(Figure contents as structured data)
__________
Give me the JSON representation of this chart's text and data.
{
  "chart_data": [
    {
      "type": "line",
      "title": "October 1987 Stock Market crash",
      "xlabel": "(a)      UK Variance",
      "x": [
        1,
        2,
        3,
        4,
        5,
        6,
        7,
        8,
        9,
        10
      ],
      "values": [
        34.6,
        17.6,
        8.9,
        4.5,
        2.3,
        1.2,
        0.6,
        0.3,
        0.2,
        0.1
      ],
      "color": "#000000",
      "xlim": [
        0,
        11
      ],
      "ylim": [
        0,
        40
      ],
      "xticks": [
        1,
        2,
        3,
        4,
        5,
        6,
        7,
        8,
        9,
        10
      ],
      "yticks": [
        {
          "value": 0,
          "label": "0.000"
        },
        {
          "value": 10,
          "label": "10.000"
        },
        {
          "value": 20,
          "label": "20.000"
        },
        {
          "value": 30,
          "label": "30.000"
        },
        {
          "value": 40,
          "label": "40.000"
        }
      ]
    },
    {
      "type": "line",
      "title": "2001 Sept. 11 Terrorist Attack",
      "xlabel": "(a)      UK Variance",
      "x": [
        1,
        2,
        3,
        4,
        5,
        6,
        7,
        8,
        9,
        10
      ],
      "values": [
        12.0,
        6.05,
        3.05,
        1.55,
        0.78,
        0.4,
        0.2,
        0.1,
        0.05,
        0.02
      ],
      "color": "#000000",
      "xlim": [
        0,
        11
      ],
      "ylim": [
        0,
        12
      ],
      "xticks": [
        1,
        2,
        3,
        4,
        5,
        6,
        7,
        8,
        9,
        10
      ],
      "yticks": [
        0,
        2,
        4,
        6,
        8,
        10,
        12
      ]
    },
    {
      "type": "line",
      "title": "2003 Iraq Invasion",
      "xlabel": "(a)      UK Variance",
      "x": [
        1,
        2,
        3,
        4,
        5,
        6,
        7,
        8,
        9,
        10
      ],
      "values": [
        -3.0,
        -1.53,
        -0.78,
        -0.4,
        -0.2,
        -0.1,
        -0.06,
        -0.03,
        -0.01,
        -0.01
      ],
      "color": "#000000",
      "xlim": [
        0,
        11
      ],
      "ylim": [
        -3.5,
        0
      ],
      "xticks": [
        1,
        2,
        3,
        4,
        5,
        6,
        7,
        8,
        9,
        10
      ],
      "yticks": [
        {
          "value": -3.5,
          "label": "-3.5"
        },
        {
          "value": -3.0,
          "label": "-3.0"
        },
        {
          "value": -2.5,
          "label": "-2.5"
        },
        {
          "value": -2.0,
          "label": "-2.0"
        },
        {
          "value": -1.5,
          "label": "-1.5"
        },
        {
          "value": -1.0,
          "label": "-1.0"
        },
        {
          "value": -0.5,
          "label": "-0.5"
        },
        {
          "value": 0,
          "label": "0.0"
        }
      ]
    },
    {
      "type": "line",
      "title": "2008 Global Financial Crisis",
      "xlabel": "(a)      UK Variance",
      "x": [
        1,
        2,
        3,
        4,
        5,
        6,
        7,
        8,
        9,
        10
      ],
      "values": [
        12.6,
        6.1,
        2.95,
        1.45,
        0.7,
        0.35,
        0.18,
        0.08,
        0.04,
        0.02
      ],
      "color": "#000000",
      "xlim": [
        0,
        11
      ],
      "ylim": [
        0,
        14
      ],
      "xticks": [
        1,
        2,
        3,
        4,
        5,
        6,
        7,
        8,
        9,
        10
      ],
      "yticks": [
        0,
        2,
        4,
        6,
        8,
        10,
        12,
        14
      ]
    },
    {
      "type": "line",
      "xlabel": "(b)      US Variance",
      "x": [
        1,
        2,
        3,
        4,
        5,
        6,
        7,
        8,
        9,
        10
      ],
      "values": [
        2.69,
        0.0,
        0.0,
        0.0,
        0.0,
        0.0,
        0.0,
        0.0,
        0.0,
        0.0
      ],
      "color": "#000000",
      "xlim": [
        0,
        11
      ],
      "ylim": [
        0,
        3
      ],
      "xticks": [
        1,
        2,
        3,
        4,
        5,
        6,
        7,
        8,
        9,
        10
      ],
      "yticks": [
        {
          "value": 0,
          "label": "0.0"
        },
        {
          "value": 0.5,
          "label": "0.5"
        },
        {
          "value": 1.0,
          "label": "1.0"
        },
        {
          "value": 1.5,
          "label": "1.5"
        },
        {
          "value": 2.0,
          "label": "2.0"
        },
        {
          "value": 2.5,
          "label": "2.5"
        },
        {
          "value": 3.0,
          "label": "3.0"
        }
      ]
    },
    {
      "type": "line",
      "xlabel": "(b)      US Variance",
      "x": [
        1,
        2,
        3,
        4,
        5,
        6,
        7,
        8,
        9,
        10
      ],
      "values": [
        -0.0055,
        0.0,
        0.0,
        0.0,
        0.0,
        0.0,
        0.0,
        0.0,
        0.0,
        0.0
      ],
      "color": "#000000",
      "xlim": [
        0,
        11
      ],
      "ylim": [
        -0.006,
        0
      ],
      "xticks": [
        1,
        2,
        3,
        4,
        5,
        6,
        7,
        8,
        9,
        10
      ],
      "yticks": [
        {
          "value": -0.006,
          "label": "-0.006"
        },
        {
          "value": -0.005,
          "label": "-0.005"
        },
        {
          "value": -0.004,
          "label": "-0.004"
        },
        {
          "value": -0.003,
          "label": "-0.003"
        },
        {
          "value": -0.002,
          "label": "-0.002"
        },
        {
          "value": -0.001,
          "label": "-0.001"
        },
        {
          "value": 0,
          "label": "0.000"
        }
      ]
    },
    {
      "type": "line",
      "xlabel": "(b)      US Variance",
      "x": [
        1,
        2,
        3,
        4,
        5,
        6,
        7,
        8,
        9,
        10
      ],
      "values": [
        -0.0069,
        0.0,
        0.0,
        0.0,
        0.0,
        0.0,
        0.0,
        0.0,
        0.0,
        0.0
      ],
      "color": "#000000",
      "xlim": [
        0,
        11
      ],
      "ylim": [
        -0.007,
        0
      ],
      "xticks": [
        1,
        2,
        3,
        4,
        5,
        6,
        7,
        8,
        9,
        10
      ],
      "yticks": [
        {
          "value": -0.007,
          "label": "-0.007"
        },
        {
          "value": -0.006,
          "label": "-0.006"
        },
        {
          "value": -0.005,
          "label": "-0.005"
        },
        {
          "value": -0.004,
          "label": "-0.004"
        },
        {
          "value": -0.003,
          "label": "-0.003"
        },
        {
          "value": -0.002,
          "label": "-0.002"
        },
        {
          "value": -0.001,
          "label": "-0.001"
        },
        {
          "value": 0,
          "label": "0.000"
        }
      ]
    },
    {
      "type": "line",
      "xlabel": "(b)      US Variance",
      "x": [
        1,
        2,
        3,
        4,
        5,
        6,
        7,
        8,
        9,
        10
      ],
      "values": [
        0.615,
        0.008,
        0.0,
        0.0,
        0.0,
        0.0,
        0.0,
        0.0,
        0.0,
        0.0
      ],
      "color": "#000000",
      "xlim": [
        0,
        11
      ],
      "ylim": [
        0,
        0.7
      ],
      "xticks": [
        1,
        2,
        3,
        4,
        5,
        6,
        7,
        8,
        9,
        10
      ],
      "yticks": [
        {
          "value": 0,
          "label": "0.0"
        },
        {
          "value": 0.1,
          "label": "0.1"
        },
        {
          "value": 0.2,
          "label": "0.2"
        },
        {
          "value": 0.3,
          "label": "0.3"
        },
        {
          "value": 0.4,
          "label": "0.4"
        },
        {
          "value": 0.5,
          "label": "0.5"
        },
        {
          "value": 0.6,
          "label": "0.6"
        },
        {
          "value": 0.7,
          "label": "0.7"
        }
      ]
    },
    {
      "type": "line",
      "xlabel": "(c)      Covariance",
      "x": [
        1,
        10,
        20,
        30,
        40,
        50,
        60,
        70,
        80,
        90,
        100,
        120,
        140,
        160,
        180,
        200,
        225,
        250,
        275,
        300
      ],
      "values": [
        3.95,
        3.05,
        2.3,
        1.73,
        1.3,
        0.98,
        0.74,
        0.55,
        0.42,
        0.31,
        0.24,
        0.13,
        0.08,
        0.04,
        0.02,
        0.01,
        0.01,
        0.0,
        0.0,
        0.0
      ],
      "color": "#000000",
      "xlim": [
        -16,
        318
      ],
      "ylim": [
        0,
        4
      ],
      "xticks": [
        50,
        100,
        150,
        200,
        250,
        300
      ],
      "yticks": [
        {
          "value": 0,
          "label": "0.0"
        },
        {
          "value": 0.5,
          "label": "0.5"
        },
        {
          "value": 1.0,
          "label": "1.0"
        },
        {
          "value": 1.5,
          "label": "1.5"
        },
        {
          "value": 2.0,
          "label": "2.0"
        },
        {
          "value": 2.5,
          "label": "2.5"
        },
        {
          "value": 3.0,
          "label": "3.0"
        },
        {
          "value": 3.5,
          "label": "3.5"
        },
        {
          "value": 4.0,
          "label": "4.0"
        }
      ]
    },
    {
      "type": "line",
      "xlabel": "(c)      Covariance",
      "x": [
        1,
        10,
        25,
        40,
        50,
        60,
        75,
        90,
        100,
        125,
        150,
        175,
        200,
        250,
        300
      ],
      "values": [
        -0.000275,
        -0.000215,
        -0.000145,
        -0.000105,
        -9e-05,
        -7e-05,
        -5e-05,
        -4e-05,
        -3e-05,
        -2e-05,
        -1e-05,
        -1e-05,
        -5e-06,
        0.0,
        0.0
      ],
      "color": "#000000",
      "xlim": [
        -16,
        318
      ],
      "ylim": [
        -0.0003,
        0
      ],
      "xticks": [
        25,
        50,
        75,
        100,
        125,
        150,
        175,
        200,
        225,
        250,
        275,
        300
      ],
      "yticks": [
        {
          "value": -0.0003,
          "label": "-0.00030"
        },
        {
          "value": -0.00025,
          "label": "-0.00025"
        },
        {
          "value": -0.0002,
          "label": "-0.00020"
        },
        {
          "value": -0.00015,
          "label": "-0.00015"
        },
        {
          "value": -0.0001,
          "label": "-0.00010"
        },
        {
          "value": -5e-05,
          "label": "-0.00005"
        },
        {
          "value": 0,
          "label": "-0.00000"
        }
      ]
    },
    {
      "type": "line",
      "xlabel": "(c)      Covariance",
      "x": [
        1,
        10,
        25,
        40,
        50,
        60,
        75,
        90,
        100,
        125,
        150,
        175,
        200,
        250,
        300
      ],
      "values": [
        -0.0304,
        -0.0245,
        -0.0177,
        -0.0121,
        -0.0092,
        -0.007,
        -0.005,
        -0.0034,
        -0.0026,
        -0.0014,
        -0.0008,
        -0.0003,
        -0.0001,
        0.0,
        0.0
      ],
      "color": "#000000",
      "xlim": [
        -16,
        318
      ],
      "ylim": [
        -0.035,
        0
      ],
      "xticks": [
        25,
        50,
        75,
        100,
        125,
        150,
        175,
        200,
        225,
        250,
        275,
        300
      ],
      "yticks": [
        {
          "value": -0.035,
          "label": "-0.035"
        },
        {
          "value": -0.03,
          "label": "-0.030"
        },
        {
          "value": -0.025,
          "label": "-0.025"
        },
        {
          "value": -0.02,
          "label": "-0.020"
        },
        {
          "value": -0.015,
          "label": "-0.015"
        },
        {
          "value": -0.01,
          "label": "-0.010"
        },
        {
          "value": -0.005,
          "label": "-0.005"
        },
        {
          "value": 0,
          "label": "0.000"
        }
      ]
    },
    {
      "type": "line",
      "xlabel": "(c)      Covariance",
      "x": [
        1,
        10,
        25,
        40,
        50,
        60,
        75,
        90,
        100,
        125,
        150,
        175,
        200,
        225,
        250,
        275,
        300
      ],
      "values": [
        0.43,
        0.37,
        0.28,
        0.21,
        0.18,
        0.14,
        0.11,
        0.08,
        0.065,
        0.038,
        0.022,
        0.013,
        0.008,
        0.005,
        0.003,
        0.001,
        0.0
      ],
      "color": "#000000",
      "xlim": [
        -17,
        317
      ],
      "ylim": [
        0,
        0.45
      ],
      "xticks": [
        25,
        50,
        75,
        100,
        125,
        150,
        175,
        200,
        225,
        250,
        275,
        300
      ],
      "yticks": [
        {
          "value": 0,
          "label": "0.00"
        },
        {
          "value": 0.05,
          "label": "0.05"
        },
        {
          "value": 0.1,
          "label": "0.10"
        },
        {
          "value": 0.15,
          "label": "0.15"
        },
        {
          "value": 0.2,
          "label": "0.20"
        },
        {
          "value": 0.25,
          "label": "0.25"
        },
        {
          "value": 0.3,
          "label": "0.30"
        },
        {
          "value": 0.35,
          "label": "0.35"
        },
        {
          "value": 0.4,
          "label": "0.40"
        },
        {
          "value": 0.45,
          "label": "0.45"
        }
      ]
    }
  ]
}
__________
| What is needed |
Check each line above for the word "title" and copy the ones that have it.

| Written answer |
      "title": "October 1987 Stock Market crash",
      "title": "2001 Sept. 11 Terrorist Attack",
      "title": "2003 Iraq Invasion",
      "title": "2008 Global Financial Crisis",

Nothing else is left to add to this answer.